YOUR ASSIGNMENT - Report each line of the entries that contains the word "Alpha", copied in full.

RECORDED DATA -
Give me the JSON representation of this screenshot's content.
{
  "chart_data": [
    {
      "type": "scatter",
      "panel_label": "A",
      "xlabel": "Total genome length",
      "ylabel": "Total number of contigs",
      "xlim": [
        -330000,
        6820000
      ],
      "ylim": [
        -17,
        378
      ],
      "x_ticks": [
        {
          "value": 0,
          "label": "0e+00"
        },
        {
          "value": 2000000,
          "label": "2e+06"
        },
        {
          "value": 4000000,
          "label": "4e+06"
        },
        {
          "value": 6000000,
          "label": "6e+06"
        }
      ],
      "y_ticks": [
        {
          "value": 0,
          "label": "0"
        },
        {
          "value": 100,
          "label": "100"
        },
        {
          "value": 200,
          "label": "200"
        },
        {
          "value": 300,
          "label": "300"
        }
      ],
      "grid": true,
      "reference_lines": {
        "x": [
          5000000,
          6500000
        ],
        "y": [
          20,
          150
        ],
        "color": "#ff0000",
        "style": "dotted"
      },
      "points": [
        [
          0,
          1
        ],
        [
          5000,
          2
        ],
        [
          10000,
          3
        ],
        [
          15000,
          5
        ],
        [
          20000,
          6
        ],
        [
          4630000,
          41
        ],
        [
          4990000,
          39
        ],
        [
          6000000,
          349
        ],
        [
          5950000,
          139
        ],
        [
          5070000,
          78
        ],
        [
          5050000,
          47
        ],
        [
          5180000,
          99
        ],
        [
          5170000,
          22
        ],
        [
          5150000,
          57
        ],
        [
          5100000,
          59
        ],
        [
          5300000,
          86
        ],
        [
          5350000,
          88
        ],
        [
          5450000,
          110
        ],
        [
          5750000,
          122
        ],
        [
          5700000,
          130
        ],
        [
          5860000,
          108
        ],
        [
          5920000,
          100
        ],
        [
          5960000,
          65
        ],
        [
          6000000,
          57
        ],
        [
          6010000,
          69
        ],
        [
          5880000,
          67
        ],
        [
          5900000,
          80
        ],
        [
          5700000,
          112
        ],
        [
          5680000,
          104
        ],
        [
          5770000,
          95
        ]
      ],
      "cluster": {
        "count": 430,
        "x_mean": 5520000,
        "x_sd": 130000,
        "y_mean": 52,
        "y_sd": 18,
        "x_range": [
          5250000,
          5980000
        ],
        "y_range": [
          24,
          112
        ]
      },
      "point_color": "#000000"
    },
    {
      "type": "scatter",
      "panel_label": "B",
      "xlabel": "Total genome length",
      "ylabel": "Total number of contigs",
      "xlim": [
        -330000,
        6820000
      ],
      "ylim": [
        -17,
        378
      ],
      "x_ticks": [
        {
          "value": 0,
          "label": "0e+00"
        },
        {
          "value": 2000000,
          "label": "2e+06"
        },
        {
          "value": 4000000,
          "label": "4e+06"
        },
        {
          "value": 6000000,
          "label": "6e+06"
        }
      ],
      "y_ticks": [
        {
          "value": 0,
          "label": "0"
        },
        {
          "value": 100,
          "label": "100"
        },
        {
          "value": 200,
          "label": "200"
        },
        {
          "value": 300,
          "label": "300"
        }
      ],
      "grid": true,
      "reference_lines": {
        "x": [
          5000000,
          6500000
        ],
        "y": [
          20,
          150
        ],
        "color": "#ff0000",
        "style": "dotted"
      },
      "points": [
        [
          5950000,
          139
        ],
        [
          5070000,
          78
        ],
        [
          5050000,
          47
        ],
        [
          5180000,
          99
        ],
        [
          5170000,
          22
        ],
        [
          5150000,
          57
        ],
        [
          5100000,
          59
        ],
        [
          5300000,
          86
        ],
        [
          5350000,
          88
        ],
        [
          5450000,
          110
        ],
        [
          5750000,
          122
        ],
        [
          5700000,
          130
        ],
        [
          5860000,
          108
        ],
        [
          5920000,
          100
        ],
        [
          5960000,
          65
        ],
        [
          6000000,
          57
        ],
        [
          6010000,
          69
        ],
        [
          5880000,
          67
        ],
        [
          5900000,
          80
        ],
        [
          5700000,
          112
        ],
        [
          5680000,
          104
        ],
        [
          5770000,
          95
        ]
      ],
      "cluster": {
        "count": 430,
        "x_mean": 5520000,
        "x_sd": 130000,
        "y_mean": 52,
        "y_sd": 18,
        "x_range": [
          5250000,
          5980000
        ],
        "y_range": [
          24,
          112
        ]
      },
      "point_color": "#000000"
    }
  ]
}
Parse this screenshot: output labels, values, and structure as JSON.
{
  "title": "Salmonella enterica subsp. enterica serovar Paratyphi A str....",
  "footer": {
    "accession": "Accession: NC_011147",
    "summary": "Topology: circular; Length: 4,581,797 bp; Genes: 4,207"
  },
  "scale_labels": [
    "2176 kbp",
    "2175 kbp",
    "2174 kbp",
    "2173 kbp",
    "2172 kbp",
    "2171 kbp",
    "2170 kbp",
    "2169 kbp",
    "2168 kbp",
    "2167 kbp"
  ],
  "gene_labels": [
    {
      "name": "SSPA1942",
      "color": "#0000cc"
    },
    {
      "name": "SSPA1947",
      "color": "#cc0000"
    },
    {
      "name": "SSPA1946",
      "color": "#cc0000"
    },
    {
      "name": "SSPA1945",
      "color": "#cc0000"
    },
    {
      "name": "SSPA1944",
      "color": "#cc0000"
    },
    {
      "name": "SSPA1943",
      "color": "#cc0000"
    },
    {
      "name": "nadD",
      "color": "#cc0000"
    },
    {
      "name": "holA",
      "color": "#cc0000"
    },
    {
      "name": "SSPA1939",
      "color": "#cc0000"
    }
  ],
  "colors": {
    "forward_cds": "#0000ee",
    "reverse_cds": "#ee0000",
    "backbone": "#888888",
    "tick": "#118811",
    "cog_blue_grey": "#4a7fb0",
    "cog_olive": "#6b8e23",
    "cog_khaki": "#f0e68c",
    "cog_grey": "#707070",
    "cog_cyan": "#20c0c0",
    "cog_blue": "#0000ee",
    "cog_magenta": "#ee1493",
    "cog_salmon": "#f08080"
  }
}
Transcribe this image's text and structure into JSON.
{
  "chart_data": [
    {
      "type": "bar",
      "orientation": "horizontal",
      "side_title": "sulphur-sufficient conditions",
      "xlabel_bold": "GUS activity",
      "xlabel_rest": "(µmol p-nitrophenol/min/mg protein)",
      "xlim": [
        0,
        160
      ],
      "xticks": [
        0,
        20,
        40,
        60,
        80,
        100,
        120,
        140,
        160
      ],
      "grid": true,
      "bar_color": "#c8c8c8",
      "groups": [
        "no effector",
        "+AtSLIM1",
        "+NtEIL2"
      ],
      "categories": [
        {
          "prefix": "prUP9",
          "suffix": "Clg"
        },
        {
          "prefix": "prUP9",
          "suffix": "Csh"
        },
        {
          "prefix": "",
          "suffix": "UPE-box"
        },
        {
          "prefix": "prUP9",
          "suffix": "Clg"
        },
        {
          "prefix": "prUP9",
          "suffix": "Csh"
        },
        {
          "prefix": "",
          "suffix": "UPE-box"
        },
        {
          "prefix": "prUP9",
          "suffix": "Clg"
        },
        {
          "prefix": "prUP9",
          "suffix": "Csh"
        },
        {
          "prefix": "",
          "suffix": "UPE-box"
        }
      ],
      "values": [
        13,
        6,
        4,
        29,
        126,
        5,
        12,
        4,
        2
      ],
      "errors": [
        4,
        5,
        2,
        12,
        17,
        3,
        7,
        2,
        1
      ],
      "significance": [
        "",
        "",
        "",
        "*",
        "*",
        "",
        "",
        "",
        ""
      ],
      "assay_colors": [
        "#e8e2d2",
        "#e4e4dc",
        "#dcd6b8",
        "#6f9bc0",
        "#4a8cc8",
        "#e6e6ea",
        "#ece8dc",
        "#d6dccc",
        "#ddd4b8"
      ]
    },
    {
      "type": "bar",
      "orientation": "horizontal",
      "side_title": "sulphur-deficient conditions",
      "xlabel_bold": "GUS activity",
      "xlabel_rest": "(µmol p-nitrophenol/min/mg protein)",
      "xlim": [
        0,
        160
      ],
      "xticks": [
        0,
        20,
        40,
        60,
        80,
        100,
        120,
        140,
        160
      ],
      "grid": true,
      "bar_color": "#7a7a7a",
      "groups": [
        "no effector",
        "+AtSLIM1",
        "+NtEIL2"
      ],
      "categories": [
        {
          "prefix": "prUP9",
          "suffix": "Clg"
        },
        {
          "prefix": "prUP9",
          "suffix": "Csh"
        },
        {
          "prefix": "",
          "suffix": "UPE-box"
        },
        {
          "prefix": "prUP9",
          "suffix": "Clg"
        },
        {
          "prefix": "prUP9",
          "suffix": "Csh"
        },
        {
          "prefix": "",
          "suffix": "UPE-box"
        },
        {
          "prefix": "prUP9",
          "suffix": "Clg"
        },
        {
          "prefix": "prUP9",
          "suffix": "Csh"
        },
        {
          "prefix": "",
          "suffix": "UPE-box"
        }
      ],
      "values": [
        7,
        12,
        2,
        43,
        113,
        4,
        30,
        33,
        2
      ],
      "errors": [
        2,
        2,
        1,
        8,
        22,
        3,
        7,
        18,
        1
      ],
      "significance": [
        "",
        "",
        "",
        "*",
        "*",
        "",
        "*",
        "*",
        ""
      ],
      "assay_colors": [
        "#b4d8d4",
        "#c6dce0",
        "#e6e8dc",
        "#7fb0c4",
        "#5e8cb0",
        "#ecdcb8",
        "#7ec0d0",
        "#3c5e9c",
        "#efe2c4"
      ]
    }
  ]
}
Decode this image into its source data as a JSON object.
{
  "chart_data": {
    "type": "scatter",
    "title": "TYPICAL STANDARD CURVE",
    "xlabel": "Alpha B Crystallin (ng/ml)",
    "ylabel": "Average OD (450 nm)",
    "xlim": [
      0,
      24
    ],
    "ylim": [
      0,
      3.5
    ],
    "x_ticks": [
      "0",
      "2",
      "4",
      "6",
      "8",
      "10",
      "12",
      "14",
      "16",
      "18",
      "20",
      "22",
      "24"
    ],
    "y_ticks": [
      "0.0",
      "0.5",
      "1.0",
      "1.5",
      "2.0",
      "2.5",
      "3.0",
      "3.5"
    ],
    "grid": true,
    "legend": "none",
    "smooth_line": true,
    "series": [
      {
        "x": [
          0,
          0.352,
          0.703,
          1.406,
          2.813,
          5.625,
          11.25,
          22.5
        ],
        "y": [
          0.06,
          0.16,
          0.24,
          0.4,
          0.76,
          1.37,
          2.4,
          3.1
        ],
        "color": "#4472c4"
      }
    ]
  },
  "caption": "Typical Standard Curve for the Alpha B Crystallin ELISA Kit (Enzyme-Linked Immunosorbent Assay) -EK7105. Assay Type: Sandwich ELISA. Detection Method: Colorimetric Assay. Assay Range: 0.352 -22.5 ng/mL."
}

ANSWER AREA -
    "xlabel": "Alpha B Crystallin (ng/ml)",
  "caption": "Typical Standard Curve for the Alpha B Crystallin ELISA Kit (Enzyme-Linked Immunosorbent Assay) -EK7105. Assay Type: Sandwich ELISA. Detection Method: Colorimetric Assay. Assay Range: 0.352 -22.5 ng/mL."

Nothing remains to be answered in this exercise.